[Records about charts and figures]
◆ ◆ ◆ ◆ ◆ ◆ ◆

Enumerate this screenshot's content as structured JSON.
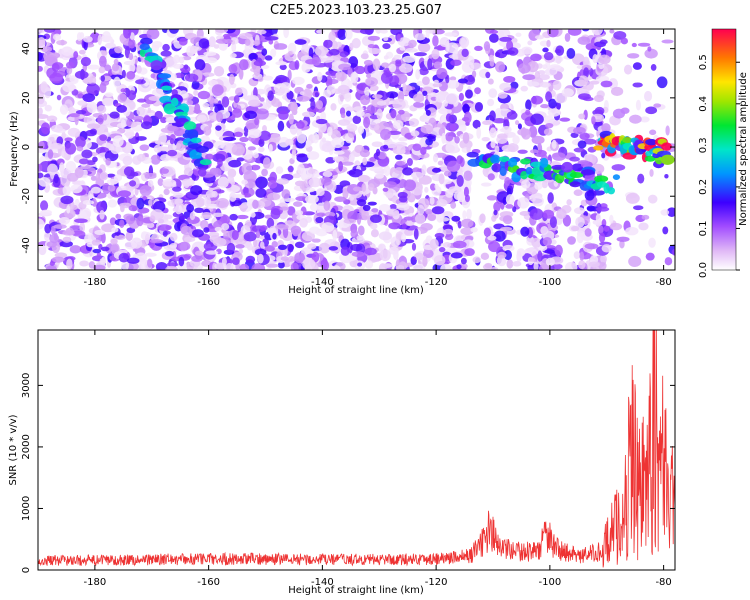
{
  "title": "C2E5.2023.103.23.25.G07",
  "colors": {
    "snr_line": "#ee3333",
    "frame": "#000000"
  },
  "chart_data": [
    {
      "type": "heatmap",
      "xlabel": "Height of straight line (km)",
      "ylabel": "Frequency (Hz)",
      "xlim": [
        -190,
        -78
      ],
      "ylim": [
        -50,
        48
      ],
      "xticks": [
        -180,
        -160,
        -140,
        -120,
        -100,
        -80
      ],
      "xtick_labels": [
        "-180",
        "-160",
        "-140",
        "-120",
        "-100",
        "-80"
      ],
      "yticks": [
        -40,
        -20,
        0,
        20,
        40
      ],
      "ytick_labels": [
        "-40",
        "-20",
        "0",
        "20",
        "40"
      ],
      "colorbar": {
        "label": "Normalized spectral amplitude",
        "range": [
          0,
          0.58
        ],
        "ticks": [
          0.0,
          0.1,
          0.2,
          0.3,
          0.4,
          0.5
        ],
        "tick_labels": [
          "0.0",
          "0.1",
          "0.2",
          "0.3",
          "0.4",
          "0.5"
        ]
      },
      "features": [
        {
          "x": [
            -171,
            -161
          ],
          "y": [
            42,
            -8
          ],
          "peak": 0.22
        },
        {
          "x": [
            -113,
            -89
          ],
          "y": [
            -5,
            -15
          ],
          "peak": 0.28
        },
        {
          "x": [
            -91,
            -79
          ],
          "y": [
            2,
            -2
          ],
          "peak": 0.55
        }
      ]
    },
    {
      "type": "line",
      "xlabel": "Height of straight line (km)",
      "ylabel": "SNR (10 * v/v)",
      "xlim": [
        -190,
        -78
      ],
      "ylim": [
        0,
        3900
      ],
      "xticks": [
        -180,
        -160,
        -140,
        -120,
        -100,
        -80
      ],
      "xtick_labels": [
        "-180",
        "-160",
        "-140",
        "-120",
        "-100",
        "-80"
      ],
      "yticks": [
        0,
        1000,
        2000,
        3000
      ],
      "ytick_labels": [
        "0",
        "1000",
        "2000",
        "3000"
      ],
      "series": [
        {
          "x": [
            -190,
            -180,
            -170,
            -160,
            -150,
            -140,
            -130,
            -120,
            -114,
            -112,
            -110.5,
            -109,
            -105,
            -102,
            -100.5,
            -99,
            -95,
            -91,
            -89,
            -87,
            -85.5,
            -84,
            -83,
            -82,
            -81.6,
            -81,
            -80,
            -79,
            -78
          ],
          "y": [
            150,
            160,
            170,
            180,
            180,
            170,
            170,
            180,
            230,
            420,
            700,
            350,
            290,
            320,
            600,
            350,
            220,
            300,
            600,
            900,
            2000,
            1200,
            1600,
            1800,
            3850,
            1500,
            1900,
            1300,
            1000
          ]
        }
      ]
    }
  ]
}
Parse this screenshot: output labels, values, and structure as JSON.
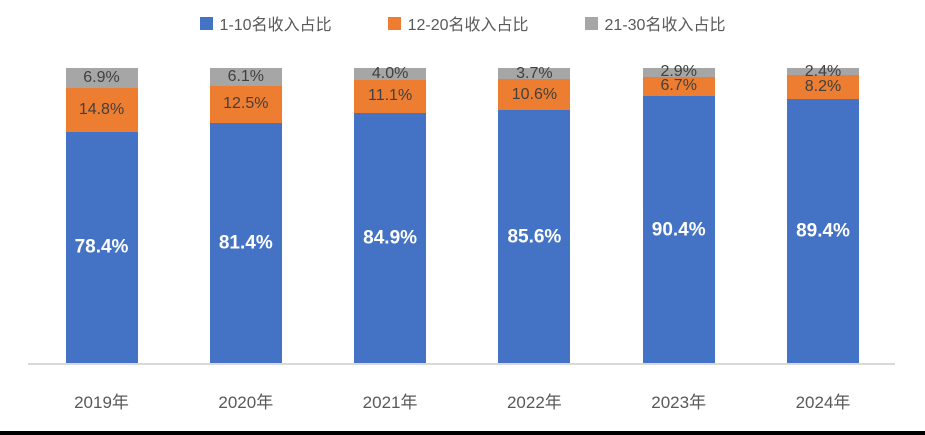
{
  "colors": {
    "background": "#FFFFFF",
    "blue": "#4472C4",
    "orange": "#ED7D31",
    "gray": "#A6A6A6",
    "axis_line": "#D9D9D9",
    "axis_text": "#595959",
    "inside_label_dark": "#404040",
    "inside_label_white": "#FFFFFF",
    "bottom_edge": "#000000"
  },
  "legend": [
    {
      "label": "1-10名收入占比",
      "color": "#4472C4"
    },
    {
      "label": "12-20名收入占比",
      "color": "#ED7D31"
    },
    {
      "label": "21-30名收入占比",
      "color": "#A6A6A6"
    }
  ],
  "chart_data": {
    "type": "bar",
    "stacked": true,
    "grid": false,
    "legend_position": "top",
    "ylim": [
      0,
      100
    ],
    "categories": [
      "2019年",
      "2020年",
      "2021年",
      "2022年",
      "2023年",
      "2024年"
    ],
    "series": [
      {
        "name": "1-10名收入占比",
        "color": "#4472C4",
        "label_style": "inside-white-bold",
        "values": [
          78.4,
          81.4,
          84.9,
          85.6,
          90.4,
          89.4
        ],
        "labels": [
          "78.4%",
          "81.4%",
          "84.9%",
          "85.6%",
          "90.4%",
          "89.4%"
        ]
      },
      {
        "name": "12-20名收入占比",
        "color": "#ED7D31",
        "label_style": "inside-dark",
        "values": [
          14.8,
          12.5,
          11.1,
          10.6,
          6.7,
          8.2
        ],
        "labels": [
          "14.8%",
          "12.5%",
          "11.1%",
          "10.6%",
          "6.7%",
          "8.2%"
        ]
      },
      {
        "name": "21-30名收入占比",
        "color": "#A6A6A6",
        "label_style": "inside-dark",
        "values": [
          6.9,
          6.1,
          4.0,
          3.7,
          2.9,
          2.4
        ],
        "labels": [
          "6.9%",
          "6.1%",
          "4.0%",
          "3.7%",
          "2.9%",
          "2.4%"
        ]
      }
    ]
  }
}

◆ ◆ ◆ ◆ ◆ ◆ ◆

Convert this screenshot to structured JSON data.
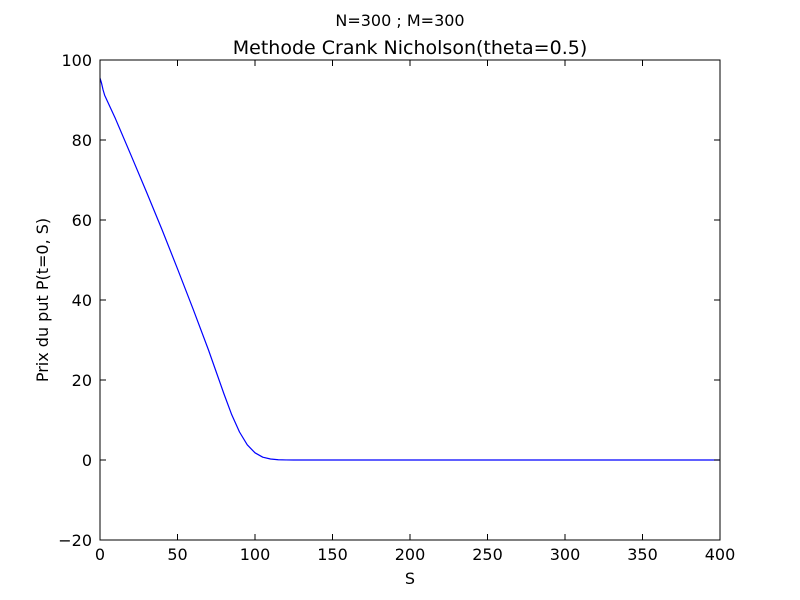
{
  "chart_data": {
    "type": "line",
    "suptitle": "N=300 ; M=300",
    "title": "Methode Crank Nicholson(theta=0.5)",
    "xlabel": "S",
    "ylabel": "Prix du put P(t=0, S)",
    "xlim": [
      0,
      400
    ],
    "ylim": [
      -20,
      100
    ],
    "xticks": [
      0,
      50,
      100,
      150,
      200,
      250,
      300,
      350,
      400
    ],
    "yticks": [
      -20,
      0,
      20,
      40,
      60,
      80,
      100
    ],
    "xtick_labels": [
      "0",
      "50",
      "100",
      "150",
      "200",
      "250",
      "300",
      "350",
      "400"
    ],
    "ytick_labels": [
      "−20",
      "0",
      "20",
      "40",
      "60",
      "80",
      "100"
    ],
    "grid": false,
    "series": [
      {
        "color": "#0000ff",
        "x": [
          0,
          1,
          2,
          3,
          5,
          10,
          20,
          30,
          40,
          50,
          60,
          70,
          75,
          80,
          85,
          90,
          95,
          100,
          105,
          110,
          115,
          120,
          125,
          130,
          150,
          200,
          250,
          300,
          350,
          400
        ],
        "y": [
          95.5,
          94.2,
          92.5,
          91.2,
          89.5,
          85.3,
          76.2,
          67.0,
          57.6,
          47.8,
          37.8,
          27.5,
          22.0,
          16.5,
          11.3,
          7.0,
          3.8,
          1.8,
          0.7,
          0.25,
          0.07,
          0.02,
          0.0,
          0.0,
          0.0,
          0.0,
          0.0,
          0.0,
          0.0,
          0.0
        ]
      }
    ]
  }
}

◆ ◆ ◆ ◆ ◆ ◆ ◆

### DIRECTIVE
In the listing, find each line with the string "structured" and copy it.

### EXERCISE SOLUTION
Enumerate this screenshot's content as structured JSON.
Convert this screenshot to structured JSON data.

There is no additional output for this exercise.